GIVEN TASK. Copy out each line exactly as it appears.
==================================================
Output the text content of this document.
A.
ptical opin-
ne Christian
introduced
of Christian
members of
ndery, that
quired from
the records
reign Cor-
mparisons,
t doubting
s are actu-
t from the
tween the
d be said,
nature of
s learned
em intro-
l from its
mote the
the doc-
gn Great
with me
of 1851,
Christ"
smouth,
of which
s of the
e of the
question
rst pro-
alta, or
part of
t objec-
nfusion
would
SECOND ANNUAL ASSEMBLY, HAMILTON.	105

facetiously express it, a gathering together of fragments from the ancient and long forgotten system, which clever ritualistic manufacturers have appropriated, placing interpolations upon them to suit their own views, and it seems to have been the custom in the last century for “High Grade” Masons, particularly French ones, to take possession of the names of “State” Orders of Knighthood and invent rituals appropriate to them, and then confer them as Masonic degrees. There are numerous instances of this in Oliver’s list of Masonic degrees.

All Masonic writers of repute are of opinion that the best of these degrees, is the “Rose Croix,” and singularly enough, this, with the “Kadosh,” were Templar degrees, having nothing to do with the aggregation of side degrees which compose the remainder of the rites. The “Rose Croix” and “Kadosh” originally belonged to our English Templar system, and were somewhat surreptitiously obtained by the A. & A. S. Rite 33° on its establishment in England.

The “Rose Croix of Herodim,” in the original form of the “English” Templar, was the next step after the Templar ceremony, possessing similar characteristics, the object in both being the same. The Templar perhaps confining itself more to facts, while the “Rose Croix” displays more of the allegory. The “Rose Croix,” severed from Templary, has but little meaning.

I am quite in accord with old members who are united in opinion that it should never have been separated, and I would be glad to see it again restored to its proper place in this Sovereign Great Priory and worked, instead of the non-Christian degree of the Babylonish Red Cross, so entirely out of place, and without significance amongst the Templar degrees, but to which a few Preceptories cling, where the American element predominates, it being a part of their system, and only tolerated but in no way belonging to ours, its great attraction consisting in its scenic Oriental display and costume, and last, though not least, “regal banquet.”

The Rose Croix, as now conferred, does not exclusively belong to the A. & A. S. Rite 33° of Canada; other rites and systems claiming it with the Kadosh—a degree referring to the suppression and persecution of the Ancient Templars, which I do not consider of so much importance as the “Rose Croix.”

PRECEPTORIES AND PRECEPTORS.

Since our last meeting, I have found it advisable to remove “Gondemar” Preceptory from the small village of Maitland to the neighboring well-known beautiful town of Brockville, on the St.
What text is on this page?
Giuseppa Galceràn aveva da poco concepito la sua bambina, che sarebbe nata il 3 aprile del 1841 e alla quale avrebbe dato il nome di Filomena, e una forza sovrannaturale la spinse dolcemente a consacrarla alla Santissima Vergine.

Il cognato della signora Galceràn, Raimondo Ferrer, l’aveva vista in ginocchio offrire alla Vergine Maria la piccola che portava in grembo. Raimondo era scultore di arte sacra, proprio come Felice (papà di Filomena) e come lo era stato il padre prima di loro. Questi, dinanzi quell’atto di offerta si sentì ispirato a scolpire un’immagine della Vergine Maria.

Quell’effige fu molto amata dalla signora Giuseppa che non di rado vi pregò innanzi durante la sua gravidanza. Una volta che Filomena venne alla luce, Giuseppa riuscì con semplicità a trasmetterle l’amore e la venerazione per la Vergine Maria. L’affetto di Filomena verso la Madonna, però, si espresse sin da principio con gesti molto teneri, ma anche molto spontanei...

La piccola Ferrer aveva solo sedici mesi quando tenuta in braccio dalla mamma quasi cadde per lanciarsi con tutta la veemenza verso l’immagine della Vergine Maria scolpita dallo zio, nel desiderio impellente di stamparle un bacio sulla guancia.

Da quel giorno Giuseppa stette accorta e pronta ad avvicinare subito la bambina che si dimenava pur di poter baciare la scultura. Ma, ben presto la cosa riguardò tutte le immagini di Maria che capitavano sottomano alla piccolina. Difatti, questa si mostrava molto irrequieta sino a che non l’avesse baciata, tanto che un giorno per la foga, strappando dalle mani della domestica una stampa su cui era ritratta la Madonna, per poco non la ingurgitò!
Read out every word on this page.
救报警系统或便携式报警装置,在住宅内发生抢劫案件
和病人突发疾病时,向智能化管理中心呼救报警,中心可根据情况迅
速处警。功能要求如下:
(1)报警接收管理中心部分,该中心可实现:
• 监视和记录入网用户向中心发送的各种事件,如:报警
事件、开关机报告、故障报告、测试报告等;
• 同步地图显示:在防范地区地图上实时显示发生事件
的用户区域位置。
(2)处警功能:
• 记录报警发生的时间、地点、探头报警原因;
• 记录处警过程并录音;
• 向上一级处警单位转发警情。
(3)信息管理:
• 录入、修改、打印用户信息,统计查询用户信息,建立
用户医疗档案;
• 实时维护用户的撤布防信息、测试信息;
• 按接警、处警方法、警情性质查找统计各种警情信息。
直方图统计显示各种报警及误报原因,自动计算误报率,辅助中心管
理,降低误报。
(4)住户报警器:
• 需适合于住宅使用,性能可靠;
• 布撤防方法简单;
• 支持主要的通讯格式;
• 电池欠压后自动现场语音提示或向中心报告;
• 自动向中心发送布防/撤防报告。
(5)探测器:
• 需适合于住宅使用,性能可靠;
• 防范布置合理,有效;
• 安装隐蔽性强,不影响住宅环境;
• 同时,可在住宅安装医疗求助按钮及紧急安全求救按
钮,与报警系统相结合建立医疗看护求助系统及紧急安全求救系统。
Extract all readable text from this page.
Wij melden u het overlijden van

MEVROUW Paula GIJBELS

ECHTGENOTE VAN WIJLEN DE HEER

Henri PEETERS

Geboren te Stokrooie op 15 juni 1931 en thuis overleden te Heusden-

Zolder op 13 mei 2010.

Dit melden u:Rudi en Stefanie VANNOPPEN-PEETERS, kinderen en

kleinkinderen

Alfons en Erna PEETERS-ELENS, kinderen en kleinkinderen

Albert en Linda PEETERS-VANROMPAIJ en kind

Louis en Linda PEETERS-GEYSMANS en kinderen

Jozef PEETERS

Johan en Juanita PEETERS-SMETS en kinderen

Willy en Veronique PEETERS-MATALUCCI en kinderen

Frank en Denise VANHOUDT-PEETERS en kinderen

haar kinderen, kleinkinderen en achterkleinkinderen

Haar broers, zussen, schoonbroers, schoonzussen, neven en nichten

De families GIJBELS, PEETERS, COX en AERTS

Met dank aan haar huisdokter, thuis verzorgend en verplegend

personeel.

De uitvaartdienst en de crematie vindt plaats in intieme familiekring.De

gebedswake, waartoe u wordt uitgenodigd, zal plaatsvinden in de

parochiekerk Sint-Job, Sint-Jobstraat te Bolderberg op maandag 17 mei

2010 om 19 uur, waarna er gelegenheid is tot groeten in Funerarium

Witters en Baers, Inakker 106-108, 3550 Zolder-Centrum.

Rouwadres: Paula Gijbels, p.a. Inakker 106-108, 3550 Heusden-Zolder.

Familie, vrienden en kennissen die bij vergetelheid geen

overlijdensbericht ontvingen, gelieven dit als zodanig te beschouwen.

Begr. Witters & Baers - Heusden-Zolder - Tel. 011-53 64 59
==================================================
WRITTEN REPLY.
Output the text content of this document.
A.
ptical opin-
ne Christian
introduced
of Christian
members of
ndery, that
quired from
the records
reign Cor-
mparisons,
t doubting
s are actu-
t from the
tween the
d be said,
nature of
s learned
em intro-
l from its
mote the
the doc-
gn Great
with me
of 1851,
Christ"
smouth,
of which
s of the
e of the
question
rst pro-
alta, or
part of
t objec-
nfusion
would
SECOND ANNUAL ASSEMBLY, HAMILTON.	105

facetiously express it, a gathering together of fragments from the ancient and long forgotten system, which clever ritualistic manufacturers have appropriated, placing interpolations upon them to suit their own views, and it seems to have been the custom in the last century for “High Grade” Masons, particularly French ones, to take possession of the names of “State” Orders of Knighthood and invent rituals appropriate to them, and then confer them as Masonic degrees. There are numerous instances of this in Oliver’s list of Masonic degrees.

All Masonic writers of repute are of opinion that the best of these degrees, is the “Rose Croix,” and singularly enough, this, with the “Kadosh,” were Templar degrees, having nothing to do with the aggregation of side degrees which compose the remainder of the rites. The “Rose Croix” and “Kadosh” originally belonged to our English Templar system, and were somewhat surreptitiously obtained by the A. & A. S. Rite 33° on its establishment in England.

The “Rose Croix of Herodim,” in the original form of the “English” Templar, was the next step after the Templar ceremony, possessing similar characteristics, the object in both being the same. The Templar perhaps confining itself more to facts, while the “Rose Croix” displays more of the allegory. The “Rose Croix,” severed from Templary, has but little meaning.

I am quite in accord with old members who are united in opinion that it should never have been separated, and I would be glad to see it again restored to its proper place in this Sovereign Great Priory and worked, instead of the non-Christian degree of the Babylonish Red Cross, so entirely out of place, and without significance amongst the Templar degrees, but to which a few Preceptories cling, where the American element predominates, it being a part of their system, and only tolerated but in no way belonging to ours, its great attraction consisting in its scenic Oriental display and costume, and last, though not least, “regal banquet.”

The Rose Croix, as now conferred, does not exclusively belong to the A. & A. S. Rite 33° of Canada; other rites and systems claiming it with the Kadosh—a degree referring to the suppression and persecution of the Ancient Templars, which I do not consider of so much importance as the “Rose Croix.”

PRECEPTORIES AND PRECEPTORS.

Since our last meeting, I have found it advisable to remove “Gondemar” Preceptory from the small village of Maitland to the neighboring well-known beautiful town of Brockville, on the St.
What text is on this page?
Giuseppa Galceràn aveva da poco concepito la sua bambina, che sarebbe nata il 3 aprile del 1841 e alla quale avrebbe dato il nome di Filomena, e una forza sovrannaturale la spinse dolcemente a consacrarla alla Santissima Vergine.

Il cognato della signora Galceràn, Raimondo Ferrer, l’aveva vista in ginocchio offrire alla Vergine Maria la piccola che portava in grembo. Raimondo era scultore di arte sacra, proprio come Felice (papà di Filomena) e come lo era stato il padre prima di loro. Questi, dinanzi quell’atto di offerta si sentì ispirato a scolpire un’immagine della Vergine Maria.

Quell’effige fu molto amata dalla signora Giuseppa che non di rado vi pregò innanzi durante la sua gravidanza. Una volta che Filomena venne alla luce, Giuseppa riuscì con semplicità a trasmetterle l’amore e la venerazione per la Vergine Maria. L’affetto di Filomena verso la Madonna, però, si espresse sin da principio con gesti molto teneri, ma anche molto spontanei...

La piccola Ferrer aveva solo sedici mesi quando tenuta in braccio dalla mamma quasi cadde per lanciarsi con tutta la veemenza verso l’immagine della Vergine Maria scolpita dallo zio, nel desiderio impellente di stamparle un bacio sulla guancia.

Da quel giorno Giuseppa stette accorta e pronta ad avvicinare subito la bambina che si dimenava pur di poter baciare la scultura. Ma, ben presto la cosa riguardò tutte le immagini di Maria che capitavano sottomano alla piccolina. Difatti, questa si mostrava molto irrequieta sino a che non l’avesse baciata, tanto che un giorno per la foga, strappando dalle mani della domestica una stampa su cui era ritratta la Madonna, per poco non la ingurgitò!
Read out every word on this page.
救报警系统或便携式报警装置,在住宅内发生抢劫案件
和病人突发疾病时,向智能化管理中心呼救报警,中心可根据情况迅
速处警。功能要求如下:
(1)报警接收管理中心部分,该中心可实现:
• 监视和记录入网用户向中心发送的各种事件,如:报警
事件、开关机报告、故障报告、测试报告等;
• 同步地图显示:在防范地区地图上实时显示发生事件
的用户区域位置。
(2)处警功能:
• 记录报警发生的时间、地点、探头报警原因;
• 记录处警过程并录音;
• 向上一级处警单位转发警情。
(3)信息管理:
• 录入、修改、打印用户信息,统计查询用户信息,建立
用户医疗档案;
• 实时维护用户的撤布防信息、测试信息;
• 按接警、处警方法、警情性质查找统计各种警情信息。
直方图统计显示各种报警及误报原因,自动计算误报率,辅助中心管
理,降低误报。
(4)住户报警器:
• 需适合于住宅使用,性能可靠;
• 布撤防方法简单;
• 支持主要的通讯格式;
• 电池欠压后自动现场语音提示或向中心报告;
• 自动向中心发送布防/撤防报告。
(5)探测器:
• 需适合于住宅使用,性能可靠;
• 防范布置合理,有效;
• 安装隐蔽性强,不影响住宅环境;
• 同时,可在住宅安装医疗求助按钮及紧急安全求救按
钮,与报警系统相结合建立医疗看护求助系统及紧急安全求救系统。
Extract all readable text from this page.
Wij melden u het overlijden van

MEVROUW Paula GIJBELS

ECHTGENOTE VAN WIJLEN DE HEER

Henri PEETERS

Geboren te Stokrooie op 15 juni 1931 en thuis overleden te Heusden-

Zolder op 13 mei 2010.

Dit melden u:Rudi en Stefanie VANNOPPEN-PEETERS, kinderen en

kleinkinderen

Alfons en Erna PEETERS-ELENS, kinderen en kleinkinderen

Albert en Linda PEETERS-VANROMPAIJ en kind

Louis en Linda PEETERS-GEYSMANS en kinderen

Jozef PEETERS

Johan en Juanita PEETERS-SMETS en kinderen

Willy en Veronique PEETERS-MATALUCCI en kinderen

Frank en Denise VANHOUDT-PEETERS en kinderen

haar kinderen, kleinkinderen en achterkleinkinderen

Haar broers, zussen, schoonbroers, schoonzussen, neven en nichten

De families GIJBELS, PEETERS, COX en AERTS

Met dank aan haar huisdokter, thuis verzorgend en verplegend

personeel.

De uitvaartdienst en de crematie vindt plaats in intieme familiekring.De

gebedswake, waartoe u wordt uitgenodigd, zal plaatsvinden in de

parochiekerk Sint-Job, Sint-Jobstraat te Bolderberg op maandag 17 mei

2010 om 19 uur, waarna er gelegenheid is tot groeten in Funerarium

Witters en Baers, Inakker 106-108, 3550 Zolder-Centrum.

Rouwadres: Paula Gijbels, p.a. Inakker 106-108, 3550 Heusden-Zolder.

Familie, vrienden en kennissen die bij vergetelheid geen

overlijdensbericht ontvingen, gelieven dit als zodanig te beschouwen.

Begr. Witters & Baers - Heusden-Zolder - Tel. 011-53 64 59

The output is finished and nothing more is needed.